[Raw records]

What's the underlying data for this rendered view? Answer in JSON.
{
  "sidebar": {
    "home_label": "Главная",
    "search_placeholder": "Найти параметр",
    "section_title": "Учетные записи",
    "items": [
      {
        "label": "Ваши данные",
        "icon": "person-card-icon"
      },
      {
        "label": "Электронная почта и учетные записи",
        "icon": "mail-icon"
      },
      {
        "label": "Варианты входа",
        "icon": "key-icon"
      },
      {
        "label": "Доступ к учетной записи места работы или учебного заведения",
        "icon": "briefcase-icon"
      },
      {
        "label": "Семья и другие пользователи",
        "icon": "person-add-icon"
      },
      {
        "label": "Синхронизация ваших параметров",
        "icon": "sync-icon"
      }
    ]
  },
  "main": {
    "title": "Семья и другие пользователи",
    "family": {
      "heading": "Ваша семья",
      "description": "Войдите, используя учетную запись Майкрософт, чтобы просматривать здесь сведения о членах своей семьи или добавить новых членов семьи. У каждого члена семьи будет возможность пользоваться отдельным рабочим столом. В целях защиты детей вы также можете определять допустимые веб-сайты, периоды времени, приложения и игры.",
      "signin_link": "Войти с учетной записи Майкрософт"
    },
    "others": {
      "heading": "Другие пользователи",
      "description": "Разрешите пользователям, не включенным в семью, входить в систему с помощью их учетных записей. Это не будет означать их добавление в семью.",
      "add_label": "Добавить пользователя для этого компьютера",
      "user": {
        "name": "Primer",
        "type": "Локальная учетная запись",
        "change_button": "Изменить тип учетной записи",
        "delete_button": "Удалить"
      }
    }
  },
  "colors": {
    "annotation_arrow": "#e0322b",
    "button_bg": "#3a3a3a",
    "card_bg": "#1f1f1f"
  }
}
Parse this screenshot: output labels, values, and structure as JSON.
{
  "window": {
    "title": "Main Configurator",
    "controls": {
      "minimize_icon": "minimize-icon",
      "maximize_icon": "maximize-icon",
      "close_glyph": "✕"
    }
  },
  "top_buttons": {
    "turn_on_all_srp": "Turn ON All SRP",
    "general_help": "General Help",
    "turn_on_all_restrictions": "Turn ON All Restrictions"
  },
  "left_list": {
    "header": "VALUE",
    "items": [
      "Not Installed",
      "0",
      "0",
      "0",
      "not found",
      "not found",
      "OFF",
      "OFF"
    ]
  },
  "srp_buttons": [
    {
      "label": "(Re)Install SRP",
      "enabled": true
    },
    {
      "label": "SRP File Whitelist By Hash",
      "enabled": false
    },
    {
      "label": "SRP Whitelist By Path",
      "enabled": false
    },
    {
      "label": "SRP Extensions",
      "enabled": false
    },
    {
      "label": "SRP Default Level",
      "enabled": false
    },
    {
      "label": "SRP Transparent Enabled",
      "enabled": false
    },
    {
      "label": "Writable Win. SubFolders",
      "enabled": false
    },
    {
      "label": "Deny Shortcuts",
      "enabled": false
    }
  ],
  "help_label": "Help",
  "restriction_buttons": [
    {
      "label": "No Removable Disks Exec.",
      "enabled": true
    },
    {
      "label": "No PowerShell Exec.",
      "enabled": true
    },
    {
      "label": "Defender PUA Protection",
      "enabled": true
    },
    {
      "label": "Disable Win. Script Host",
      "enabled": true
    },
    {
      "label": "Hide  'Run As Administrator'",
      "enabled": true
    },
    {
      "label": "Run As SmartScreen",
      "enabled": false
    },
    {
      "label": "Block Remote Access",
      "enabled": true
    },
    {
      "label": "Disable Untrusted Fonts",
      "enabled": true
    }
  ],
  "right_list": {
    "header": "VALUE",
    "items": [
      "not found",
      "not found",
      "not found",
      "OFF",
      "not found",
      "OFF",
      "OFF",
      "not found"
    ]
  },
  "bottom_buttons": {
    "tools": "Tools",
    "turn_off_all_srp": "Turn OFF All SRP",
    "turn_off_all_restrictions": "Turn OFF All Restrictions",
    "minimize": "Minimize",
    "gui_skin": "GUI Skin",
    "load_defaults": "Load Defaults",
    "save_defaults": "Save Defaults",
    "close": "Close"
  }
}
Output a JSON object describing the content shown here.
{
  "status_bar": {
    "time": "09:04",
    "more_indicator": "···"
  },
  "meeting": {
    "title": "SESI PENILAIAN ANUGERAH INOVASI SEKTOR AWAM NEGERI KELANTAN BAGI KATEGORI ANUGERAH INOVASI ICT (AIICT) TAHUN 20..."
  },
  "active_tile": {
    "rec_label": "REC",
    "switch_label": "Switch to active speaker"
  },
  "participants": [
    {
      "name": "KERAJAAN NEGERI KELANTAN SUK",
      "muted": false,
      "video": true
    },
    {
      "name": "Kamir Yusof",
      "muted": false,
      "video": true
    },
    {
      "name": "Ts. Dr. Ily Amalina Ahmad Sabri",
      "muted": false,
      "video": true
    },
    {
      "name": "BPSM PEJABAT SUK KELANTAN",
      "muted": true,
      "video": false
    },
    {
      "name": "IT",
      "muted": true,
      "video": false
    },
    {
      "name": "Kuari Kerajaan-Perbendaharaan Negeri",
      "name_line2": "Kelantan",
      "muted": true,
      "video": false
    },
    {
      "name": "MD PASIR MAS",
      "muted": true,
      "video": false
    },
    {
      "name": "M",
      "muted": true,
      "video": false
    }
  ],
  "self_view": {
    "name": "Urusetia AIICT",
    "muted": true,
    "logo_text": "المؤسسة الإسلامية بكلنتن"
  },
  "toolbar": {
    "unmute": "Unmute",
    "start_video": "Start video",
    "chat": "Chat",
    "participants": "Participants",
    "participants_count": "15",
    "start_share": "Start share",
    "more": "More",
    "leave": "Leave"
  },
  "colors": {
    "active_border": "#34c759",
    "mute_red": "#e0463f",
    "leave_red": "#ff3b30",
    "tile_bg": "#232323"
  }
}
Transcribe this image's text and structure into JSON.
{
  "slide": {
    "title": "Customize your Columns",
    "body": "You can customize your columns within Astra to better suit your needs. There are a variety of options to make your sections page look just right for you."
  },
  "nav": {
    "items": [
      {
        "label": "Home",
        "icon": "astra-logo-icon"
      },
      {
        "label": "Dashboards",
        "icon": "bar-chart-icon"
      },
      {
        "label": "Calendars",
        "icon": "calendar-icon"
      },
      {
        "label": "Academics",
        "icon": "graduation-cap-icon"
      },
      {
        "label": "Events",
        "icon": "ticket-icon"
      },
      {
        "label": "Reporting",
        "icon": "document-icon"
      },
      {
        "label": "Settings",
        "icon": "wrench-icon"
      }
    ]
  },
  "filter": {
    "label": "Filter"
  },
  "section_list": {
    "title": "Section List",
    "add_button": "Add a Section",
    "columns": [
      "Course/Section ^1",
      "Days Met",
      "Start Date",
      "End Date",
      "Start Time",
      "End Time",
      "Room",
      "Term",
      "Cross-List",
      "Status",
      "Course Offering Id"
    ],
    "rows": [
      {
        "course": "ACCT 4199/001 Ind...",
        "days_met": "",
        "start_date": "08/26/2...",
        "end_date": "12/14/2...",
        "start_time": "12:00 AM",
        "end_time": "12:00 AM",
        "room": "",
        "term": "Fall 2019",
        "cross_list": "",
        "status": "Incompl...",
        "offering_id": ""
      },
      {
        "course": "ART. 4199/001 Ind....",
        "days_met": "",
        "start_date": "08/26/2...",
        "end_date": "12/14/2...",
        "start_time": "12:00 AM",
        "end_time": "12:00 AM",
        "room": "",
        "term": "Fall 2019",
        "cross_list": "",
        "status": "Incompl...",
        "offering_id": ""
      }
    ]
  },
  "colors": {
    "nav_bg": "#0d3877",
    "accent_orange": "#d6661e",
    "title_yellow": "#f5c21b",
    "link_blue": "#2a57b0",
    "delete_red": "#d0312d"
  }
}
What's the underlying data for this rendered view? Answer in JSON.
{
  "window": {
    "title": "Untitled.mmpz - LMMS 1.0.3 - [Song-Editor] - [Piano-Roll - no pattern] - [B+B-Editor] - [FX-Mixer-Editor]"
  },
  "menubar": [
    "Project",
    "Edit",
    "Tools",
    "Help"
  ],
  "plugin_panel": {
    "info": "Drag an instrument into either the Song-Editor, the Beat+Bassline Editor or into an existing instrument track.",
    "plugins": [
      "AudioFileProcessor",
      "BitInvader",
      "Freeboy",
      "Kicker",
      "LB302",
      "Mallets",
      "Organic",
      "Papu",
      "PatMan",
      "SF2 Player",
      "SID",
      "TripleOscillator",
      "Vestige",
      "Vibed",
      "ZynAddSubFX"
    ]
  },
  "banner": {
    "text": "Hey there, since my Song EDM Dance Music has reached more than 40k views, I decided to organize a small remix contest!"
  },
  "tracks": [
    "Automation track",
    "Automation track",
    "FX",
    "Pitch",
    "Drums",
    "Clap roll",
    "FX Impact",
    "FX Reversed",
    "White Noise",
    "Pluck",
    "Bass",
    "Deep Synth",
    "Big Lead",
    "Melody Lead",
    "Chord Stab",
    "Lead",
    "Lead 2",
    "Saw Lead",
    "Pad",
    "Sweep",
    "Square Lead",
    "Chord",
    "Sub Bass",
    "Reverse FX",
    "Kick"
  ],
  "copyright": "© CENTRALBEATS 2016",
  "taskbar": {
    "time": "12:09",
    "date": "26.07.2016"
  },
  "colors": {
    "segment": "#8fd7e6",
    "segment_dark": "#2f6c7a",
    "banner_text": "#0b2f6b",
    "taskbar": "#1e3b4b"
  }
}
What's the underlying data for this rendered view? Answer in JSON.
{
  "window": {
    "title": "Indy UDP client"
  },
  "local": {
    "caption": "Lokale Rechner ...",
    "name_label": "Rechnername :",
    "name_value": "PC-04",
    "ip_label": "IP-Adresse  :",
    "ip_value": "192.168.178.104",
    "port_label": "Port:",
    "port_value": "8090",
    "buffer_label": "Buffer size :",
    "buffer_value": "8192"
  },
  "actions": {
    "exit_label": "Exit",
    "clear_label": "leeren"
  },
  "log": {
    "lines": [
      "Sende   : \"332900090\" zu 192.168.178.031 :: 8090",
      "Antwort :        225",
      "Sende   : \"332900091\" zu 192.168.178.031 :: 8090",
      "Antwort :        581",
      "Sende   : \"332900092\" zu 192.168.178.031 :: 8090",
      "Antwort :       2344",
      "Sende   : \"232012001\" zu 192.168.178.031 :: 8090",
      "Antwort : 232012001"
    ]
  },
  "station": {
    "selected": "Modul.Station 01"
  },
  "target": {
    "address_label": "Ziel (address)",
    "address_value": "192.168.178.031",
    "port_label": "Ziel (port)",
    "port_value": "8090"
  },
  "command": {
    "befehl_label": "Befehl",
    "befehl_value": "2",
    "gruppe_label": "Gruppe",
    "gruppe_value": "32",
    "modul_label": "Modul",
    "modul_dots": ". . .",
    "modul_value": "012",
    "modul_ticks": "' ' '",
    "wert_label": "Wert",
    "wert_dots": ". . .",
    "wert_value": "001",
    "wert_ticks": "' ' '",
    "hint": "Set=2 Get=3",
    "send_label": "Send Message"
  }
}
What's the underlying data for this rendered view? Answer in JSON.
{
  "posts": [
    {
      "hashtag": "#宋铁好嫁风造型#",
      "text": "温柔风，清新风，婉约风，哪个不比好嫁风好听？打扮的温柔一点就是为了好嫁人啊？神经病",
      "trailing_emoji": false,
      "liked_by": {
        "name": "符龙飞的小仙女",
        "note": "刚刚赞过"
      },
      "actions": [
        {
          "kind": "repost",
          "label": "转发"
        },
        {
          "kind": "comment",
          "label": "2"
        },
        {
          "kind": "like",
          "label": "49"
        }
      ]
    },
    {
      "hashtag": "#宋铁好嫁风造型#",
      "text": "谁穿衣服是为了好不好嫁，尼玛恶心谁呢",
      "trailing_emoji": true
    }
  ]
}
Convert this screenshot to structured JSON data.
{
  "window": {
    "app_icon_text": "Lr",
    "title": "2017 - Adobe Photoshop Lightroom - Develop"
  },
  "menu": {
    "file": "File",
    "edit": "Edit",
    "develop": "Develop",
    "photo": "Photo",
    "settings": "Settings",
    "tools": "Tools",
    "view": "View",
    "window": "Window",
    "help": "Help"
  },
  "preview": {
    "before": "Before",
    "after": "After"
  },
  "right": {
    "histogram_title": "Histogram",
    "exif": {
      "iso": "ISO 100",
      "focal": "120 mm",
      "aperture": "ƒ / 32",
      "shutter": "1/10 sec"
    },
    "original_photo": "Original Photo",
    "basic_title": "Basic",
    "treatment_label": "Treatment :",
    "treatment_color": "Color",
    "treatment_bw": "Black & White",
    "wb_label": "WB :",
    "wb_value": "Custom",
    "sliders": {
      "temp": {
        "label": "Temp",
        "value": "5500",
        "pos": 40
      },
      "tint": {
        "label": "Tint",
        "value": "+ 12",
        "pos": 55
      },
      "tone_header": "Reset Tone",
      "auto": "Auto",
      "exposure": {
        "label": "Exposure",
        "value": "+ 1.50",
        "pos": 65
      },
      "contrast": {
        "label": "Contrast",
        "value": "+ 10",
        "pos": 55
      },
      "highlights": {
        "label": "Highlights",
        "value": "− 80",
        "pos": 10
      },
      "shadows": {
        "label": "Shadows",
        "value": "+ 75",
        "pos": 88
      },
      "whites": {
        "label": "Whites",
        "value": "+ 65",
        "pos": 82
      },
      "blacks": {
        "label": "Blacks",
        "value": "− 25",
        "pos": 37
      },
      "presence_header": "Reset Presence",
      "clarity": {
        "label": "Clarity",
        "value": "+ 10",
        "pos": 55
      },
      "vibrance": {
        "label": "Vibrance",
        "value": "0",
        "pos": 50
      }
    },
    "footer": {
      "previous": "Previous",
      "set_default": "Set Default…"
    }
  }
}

**Written exercise**
Take every line that includes the string "person" and copy it.

**Result**
        "icon": "person-card-icon"
        "icon": "person-add-icon"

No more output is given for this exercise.